EXTRACT:
___
A Simple Path – To a Truer Reflection | The BridgeMaker

A Simple Path – To a Truer Reflection

By on Nov 06, 2011


“Sometimes you can’t see yourself clearly until you see yourself through the eyes of others.” ~ Ellen DeGeneres

Now and then what’s meant to keep us safe can frighten us instead.

The rear view mirror frightened me recently.

A slow-moving car caused me to look into the rear view mirror to see if I could move safely around it. I didn’t see anything behind me, but I did see the face of a tired man.

The setting sun illuminated the dark circles under his eyes. His complexion was ashen, and his expression was lackluster. His nose hairs, warts and blemishes were larger than they have ever looked before.

It took me a moment to recognize my own reflection.

The weeks since my brother’s death have been difficult. Sadness still lives in the spot that loves my brother. Life is moving on – and I’m trying to move on with it the best I can. When I returned from his funeral, I headed straight back to work. I jumped back into the busyness of each day, but with a broken heart.
___
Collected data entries
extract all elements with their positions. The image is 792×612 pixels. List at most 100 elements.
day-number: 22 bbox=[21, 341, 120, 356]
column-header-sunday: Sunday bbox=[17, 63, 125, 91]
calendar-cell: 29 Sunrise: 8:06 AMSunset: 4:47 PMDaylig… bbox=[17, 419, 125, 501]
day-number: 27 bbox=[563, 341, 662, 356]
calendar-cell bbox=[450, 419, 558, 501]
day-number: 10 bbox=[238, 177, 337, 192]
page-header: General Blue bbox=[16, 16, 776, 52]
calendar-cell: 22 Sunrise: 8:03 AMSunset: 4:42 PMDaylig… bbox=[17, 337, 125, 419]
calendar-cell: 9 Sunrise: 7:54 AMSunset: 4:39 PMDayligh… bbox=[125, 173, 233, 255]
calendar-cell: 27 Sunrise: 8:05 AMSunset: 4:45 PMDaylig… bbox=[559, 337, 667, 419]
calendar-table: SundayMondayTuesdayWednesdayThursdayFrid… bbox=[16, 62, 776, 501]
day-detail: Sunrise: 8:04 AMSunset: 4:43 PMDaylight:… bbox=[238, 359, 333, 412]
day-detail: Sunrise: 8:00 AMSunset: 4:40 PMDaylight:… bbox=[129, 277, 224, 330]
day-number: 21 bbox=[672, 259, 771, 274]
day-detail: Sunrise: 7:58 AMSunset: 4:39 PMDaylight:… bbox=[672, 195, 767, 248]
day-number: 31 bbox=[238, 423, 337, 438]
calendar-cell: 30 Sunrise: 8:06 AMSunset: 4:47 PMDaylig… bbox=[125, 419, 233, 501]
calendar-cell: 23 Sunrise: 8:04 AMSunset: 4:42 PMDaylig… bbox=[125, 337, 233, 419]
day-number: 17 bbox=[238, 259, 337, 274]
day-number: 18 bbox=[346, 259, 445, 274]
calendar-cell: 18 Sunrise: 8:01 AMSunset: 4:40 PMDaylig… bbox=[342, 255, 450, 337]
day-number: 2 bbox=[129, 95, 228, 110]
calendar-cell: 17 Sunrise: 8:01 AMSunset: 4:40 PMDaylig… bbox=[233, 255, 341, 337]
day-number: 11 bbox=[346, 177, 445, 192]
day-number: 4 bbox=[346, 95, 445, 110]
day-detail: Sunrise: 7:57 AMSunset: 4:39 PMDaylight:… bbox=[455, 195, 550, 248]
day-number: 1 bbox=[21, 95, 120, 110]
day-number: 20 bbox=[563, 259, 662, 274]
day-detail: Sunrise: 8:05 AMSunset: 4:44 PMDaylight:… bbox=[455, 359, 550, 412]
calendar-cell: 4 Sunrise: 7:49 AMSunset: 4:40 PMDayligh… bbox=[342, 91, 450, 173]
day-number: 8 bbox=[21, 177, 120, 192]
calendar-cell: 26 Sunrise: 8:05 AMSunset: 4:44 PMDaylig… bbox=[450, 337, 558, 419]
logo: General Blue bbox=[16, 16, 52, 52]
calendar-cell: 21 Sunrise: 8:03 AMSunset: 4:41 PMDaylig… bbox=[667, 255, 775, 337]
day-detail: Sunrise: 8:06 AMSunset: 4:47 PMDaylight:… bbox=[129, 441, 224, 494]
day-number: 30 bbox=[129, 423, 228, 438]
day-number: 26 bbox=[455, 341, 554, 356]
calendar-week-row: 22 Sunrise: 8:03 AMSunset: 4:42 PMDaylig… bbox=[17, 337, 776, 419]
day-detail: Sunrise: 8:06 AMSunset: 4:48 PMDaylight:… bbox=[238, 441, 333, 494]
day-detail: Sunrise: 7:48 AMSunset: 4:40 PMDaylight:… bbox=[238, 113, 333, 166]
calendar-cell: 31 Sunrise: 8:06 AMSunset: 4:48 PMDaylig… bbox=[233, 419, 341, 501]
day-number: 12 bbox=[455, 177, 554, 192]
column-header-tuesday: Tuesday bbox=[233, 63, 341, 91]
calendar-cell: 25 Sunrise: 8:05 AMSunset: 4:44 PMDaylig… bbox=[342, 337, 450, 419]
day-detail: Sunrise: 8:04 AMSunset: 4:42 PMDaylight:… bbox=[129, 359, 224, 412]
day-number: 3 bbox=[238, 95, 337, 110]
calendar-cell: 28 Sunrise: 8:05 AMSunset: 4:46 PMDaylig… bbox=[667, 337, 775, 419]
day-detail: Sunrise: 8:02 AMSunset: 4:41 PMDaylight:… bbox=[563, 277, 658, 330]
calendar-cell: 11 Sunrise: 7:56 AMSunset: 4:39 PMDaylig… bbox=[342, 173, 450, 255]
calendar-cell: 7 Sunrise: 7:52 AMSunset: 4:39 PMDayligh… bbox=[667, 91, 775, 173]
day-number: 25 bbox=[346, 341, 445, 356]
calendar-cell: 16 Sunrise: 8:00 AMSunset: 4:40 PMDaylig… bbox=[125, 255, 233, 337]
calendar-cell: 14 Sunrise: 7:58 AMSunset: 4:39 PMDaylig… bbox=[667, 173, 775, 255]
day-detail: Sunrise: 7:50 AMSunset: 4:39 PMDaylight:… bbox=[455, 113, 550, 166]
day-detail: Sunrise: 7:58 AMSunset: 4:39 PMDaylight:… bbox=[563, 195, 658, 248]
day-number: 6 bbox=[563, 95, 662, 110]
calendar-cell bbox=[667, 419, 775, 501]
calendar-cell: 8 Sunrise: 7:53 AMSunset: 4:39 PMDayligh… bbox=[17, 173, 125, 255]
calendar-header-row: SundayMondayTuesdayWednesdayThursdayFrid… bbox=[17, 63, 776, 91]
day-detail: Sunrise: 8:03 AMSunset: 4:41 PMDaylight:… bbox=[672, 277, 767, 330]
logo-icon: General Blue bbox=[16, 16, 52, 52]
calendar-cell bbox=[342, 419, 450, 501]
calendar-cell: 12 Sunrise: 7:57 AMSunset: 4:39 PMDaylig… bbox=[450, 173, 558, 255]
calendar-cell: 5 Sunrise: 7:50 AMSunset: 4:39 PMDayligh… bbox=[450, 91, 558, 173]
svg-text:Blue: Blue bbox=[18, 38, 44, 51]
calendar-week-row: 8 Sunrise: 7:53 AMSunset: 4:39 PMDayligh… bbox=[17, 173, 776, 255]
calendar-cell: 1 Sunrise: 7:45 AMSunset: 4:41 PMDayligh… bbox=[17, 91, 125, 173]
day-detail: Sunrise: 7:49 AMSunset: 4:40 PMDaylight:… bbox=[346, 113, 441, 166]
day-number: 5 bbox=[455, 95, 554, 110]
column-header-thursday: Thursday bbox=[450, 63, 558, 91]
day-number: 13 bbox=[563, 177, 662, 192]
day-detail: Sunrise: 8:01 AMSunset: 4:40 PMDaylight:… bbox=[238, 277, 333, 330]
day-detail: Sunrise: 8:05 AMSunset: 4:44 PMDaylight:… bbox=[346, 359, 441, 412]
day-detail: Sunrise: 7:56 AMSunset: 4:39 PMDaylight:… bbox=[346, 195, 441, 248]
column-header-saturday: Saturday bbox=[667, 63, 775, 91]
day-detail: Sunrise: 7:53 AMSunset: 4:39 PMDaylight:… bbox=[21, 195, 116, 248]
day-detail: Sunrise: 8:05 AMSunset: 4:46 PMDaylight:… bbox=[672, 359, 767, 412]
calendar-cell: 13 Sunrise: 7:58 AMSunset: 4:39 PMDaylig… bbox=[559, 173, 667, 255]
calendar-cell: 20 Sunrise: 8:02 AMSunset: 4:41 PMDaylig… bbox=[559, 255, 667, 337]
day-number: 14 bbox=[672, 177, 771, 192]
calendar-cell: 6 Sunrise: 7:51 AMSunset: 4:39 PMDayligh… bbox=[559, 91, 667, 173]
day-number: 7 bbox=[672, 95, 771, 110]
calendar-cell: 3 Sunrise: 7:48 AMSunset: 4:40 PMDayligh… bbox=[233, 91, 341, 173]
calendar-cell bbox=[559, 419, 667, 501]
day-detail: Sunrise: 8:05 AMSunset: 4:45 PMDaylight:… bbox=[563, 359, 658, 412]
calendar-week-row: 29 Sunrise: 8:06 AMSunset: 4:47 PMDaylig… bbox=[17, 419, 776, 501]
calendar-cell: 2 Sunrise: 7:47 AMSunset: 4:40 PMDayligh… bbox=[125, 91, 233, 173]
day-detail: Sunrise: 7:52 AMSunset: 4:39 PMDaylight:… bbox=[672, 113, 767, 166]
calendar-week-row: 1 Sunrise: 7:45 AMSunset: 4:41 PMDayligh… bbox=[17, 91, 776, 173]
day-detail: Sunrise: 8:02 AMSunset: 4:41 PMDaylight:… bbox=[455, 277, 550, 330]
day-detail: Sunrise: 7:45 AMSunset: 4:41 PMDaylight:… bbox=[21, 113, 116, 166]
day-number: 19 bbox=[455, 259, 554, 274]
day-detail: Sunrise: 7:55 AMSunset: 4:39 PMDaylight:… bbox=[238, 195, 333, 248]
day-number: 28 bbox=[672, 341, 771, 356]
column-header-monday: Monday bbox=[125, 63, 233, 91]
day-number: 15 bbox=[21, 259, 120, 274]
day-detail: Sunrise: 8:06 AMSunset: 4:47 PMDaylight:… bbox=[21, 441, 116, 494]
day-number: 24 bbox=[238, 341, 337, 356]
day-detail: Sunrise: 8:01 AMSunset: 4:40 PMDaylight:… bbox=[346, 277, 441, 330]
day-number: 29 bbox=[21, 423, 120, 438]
___
EXERCISE DIRECTIONS: In the essay about the rear view mirror, what did the setting sun illuminate?

SOLUTION FOR THIS PROBLEM: The dark circles under his eyes.